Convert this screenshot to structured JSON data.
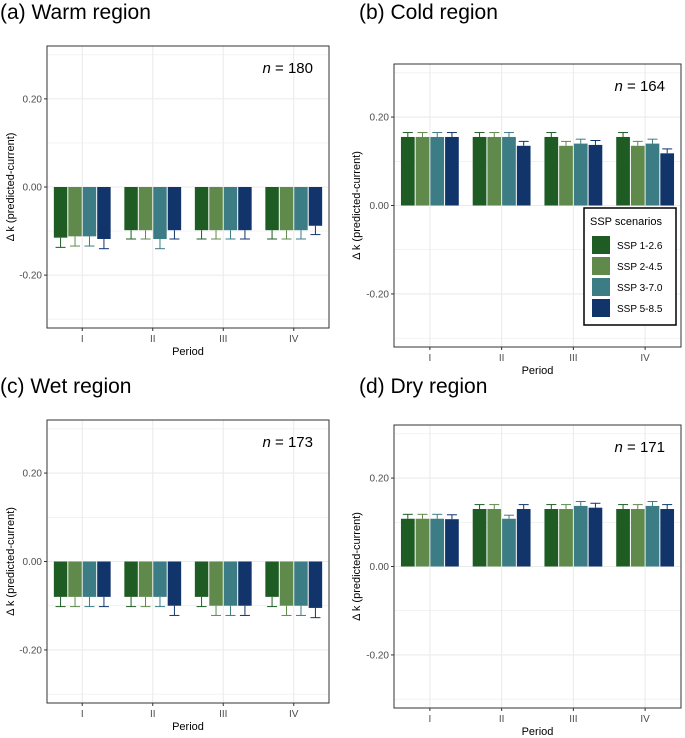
{
  "chart_data": [
    {
      "type": "bar",
      "panel": "a",
      "title": "(a) Warm region",
      "n_label": "n",
      "n_value": "= 180",
      "xlabel": "Period",
      "ylabel": "Δ k (predicted-current)",
      "categories": [
        "I",
        "II",
        "III",
        "IV"
      ],
      "ylim": [
        -0.32,
        0.32
      ],
      "yticks": [
        -0.2,
        0.0,
        0.2
      ],
      "ytick_labels": [
        "-0.20",
        "0.00",
        "0.20"
      ],
      "series": [
        {
          "name": "SSP 1-2.6",
          "values": [
            -0.115,
            -0.098,
            -0.098,
            -0.098
          ],
          "errors": [
            0.022,
            0.02,
            0.02,
            0.02
          ]
        },
        {
          "name": "SSP 2-4.5",
          "values": [
            -0.112,
            -0.098,
            -0.098,
            -0.098
          ],
          "errors": [
            0.022,
            0.02,
            0.02,
            0.02
          ]
        },
        {
          "name": "SSP 3-7.0",
          "values": [
            -0.112,
            -0.118,
            -0.098,
            -0.098
          ],
          "errors": [
            0.022,
            0.022,
            0.02,
            0.02
          ]
        },
        {
          "name": "SSP 5-8.5",
          "values": [
            -0.118,
            -0.098,
            -0.098,
            -0.088
          ],
          "errors": [
            0.022,
            0.02,
            0.02,
            0.02
          ]
        }
      ]
    },
    {
      "type": "bar",
      "panel": "b",
      "title": "(b) Cold region",
      "n_label": "n",
      "n_value": "= 164",
      "xlabel": "Period",
      "ylabel": "Δ k (predicted-current)",
      "categories": [
        "I",
        "II",
        "III",
        "IV"
      ],
      "ylim": [
        -0.32,
        0.32
      ],
      "yticks": [
        -0.2,
        0.0,
        0.2
      ],
      "ytick_labels": [
        "-0.20",
        "0.00",
        "0.20"
      ],
      "series": [
        {
          "name": "SSP 1-2.6",
          "values": [
            0.155,
            0.155,
            0.155,
            0.155
          ],
          "errors": [
            0.01,
            0.01,
            0.01,
            0.01
          ]
        },
        {
          "name": "SSP 2-4.5",
          "values": [
            0.155,
            0.155,
            0.135,
            0.135
          ],
          "errors": [
            0.01,
            0.01,
            0.01,
            0.01
          ]
        },
        {
          "name": "SSP 3-7.0",
          "values": [
            0.155,
            0.155,
            0.14,
            0.14
          ],
          "errors": [
            0.01,
            0.01,
            0.01,
            0.01
          ]
        },
        {
          "name": "SSP 5-8.5",
          "values": [
            0.155,
            0.135,
            0.137,
            0.118
          ],
          "errors": [
            0.01,
            0.01,
            0.01,
            0.01
          ]
        }
      ]
    },
    {
      "type": "bar",
      "panel": "c",
      "title": "(c) Wet region",
      "n_label": "n",
      "n_value": "= 173",
      "xlabel": "Period",
      "ylabel": "Δ k (predicted-current)",
      "categories": [
        "I",
        "II",
        "III",
        "IV"
      ],
      "ylim": [
        -0.32,
        0.32
      ],
      "yticks": [
        -0.2,
        0.0,
        0.2
      ],
      "ytick_labels": [
        "-0.20",
        "0.00",
        "0.20"
      ],
      "series": [
        {
          "name": "SSP 1-2.6",
          "values": [
            -0.08,
            -0.08,
            -0.08,
            -0.08
          ],
          "errors": [
            0.022,
            0.022,
            0.022,
            0.022
          ]
        },
        {
          "name": "SSP 2-4.5",
          "values": [
            -0.08,
            -0.08,
            -0.1,
            -0.1
          ],
          "errors": [
            0.022,
            0.022,
            0.022,
            0.022
          ]
        },
        {
          "name": "SSP 3-7.0",
          "values": [
            -0.08,
            -0.08,
            -0.1,
            -0.1
          ],
          "errors": [
            0.022,
            0.022,
            0.022,
            0.022
          ]
        },
        {
          "name": "SSP 5-8.5",
          "values": [
            -0.08,
            -0.1,
            -0.1,
            -0.105
          ],
          "errors": [
            0.022,
            0.022,
            0.022,
            0.022
          ]
        }
      ]
    },
    {
      "type": "bar",
      "panel": "d",
      "title": "(d) Dry region",
      "n_label": "n",
      "n_value": "= 171",
      "xlabel": "Period",
      "ylabel": "Δ k (predicted-current)",
      "categories": [
        "I",
        "II",
        "III",
        "IV"
      ],
      "ylim": [
        -0.32,
        0.32
      ],
      "yticks": [
        -0.2,
        0.0,
        0.2
      ],
      "ytick_labels": [
        "-0.20",
        "0.00",
        "0.20"
      ],
      "series": [
        {
          "name": "SSP 1-2.6",
          "values": [
            0.108,
            0.13,
            0.13,
            0.13
          ],
          "errors": [
            0.01,
            0.01,
            0.01,
            0.01
          ]
        },
        {
          "name": "SSP 2-4.5",
          "values": [
            0.108,
            0.13,
            0.13,
            0.13
          ],
          "errors": [
            0.01,
            0.01,
            0.01,
            0.01
          ]
        },
        {
          "name": "SSP 3-7.0",
          "values": [
            0.108,
            0.108,
            0.137,
            0.137
          ],
          "errors": [
            0.01,
            0.008,
            0.01,
            0.01
          ]
        },
        {
          "name": "SSP 5-8.5",
          "values": [
            0.107,
            0.13,
            0.133,
            0.13
          ],
          "errors": [
            0.01,
            0.01,
            0.01,
            0.01
          ]
        }
      ]
    }
  ],
  "legend": {
    "title": "SSP scenarios",
    "entries": [
      "SSP 1-2.6",
      "SSP 2-4.5",
      "SSP 3-7.0",
      "SSP 5-8.5"
    ],
    "panel": "b",
    "position": "bottom-right"
  },
  "series_colors": [
    "#1e5c24",
    "#5f8a4b",
    "#3c7c84",
    "#11356b"
  ],
  "error_bar_colors": [
    "#1e5c24",
    "#5f8a4b",
    "#3c7c84",
    "#11356b"
  ],
  "panel_background": "#ffffff",
  "grid_color": "#ebebeb",
  "border_color": "#333333"
}
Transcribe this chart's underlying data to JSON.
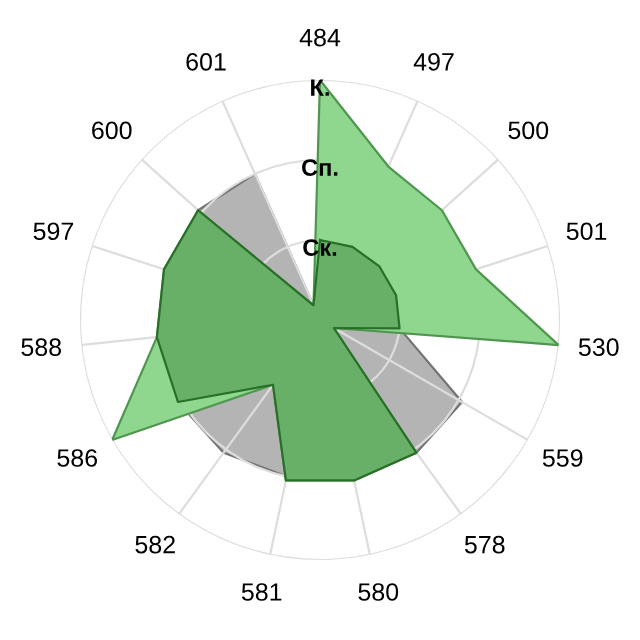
____
* **DO THIS**:
Transcribe the whole listing, character for character, but not its images.

* **FINISHED ANSWER**:
Convert this screenshot to structured JSON data.
{
  "chart_data": [
    {
      "type": "bar",
      "panel": "a",
      "title": "(a) Warm region",
      "n_label": "n",
      "n_value": "= 180",
      "xlabel": "Period",
      "ylabel": "Δ k (predicted-current)",
      "categories": [
        "I",
        "II",
        "III",
        "IV"
      ],
      "ylim": [
        -0.32,
        0.32
      ],
      "yticks": [
        -0.2,
        0.0,
        0.2
      ],
      "ytick_labels": [
        "-0.20",
        "0.00",
        "0.20"
      ],
      "series": [
        {
          "name": "SSP 1-2.6",
          "values": [
            -0.115,
            -0.098,
            -0.098,
            -0.098
          ],
          "errors": [
            0.022,
            0.02,
            0.02,
            0.02
          ]
        },
        {
          "name": "SSP 2-4.5",
          "values": [
            -0.112,
            -0.098,
            -0.098,
            -0.098
          ],
          "errors": [
            0.022,
            0.02,
            0.02,
            0.02
          ]
        },
        {
          "name": "SSP 3-7.0",
          "values": [
            -0.112,
            -0.118,
            -0.098,
            -0.098
          ],
          "errors": [
            0.022,
            0.022,
            0.02,
            0.02
          ]
        },
        {
          "name": "SSP 5-8.5",
          "values": [
            -0.118,
            -0.098,
            -0.098,
            -0.088
          ],
          "errors": [
            0.022,
            0.02,
            0.02,
            0.02
          ]
        }
      ]
    },
    {
      "type": "bar",
      "panel": "b",
      "title": "(b) Cold region",
      "n_label": "n",
      "n_value": "= 164",
      "xlabel": "Period",
      "ylabel": "Δ k (predicted-current)",
      "categories": [
        "I",
        "II",
        "III",
        "IV"
      ],
      "ylim": [
        -0.32,
        0.32
      ],
      "yticks": [
        -0.2,
        0.0,
        0.2
      ],
      "ytick_labels": [
        "-0.20",
        "0.00",
        "0.20"
      ],
      "series": [
        {
          "name": "SSP 1-2.6",
          "values": [
            0.155,
            0.155,
            0.155,
            0.155
          ],
          "errors": [
            0.01,
            0.01,
            0.01,
            0.01
          ]
        },
        {
          "name": "SSP 2-4.5",
          "values": [
            0.155,
            0.155,
            0.135,
            0.135
          ],
          "errors": [
            0.01,
            0.01,
            0.01,
            0.01
          ]
        },
        {
          "name": "SSP 3-7.0",
          "values": [
            0.155,
            0.155,
            0.14,
            0.14
          ],
          "errors": [
            0.01,
            0.01,
            0.01,
            0.01
          ]
        },
        {
          "name": "SSP 5-8.5",
          "values": [
            0.155,
            0.135,
            0.137,
            0.118
          ],
          "errors": [
            0.01,
            0.01,
            0.01,
            0.01
          ]
        }
      ]
    },
    {
      "type": "bar",
      "panel": "c",
      "title": "(c) Wet region",
      "n_label": "n",
      "n_value": "= 173",
      "xlabel": "Period",
      "ylabel": "Δ k (predicted-current)",
      "categories": [
        "I",
        "II",
        "III",
        "IV"
      ],
      "ylim": [
        -0.32,
        0.32
      ],
      "yticks": [
        -0.2,
        0.0,
        0.2
      ],
      "ytick_labels": [
        "-0.20",
        "0.00",
        "0.20"
      ],
      "series": [
        {
          "name": "SSP 1-2.6",
          "values": [
            -0.08,
            -0.08,
            -0.08,
            -0.08
          ],
          "errors": [
            0.022,
            0.022,
            0.022,
            0.022
          ]
        },
        {
          "name": "SSP 2-4.5",
          "values": [
            -0.08,
            -0.08,
            -0.1,
            -0.1
          ],
          "errors": [
            0.022,
            0.022,
            0.022,
            0.022
          ]
        },
        {
          "name": "SSP 3-7.0",
          "values": [
            -0.08,
            -0.08,
            -0.1,
            -0.1
          ],
          "errors": [
            0.022,
            0.022,
            0.022,
            0.022
          ]
        },
        {
          "name": "SSP 5-8.5",
          "values": [
            -0.08,
            -0.1,
            -0.1,
            -0.105
          ],
          "errors": [
            0.022,
            0.022,
            0.022,
            0.022
          ]
        }
      ]
    },
    {
      "type": "bar",
      "panel": "d",
      "title": "(d) Dry region",
      "n_label": "n",
      "n_value": "= 171",
      "xlabel": "Period",
      "ylabel": "Δ k (predicted-current)",
      "categories": [
        "I",
        "II",
        "III",
        "IV"
      ],
      "ylim": [
        -0.32,
        0.32
      ],
      "yticks": [
        -0.2,
        0.0,
        0.2
      ],
      "ytick_labels": [
        "-0.20",
        "0.00",
        "0.20"
      ],
      "series": [
        {
          "name": "SSP 1-2.6",
          "values": [
            0.108,
            0.13,
            0.13,
            0.13
          ],
          "errors": [
            0.01,
            0.01,
            0.01,
            0.01
          ]
        },
        {
          "name": "SSP 2-4.5",
          "values": [
            0.108,
            0.13,
            0.13,
            0.13
          ],
          "errors": [
            0.01,
            0.01,
            0.01,
            0.01
          ]
        },
        {
          "name": "SSP 3-7.0",
          "values": [
            0.108,
            0.108,
            0.137,
            0.137
          ],
          "errors": [
            0.01,
            0.008,
            0.01,
            0.01
          ]
        },
        {
          "name": "SSP 5-8.5",
          "values": [
            0.107,
            0.13,
            0.133,
            0.13
          ],
          "errors": [
            0.01,
            0.01,
            0.01,
            0.01
          ]
        }
      ]
    }
  ],
  "legend": {
    "title": "SSP scenarios",
    "entries": [
      "SSP 1-2.6",
      "SSP 2-4.5",
      "SSP 3-7.0",
      "SSP 5-8.5"
    ],
    "panel": "b",
    "position": "bottom-right"
  },
  "series_colors": [
    "#1e5c24",
    "#5f8a4b",
    "#3c7c84",
    "#11356b"
  ],
  "error_bar_colors": [
    "#1e5c24",
    "#5f8a4b",
    "#3c7c84",
    "#11356b"
  ],
  "panel_background": "#ffffff",
  "grid_color": "#ebebeb",
  "border_color": "#333333"
}
Transcribe this chart's underlying data to JSON.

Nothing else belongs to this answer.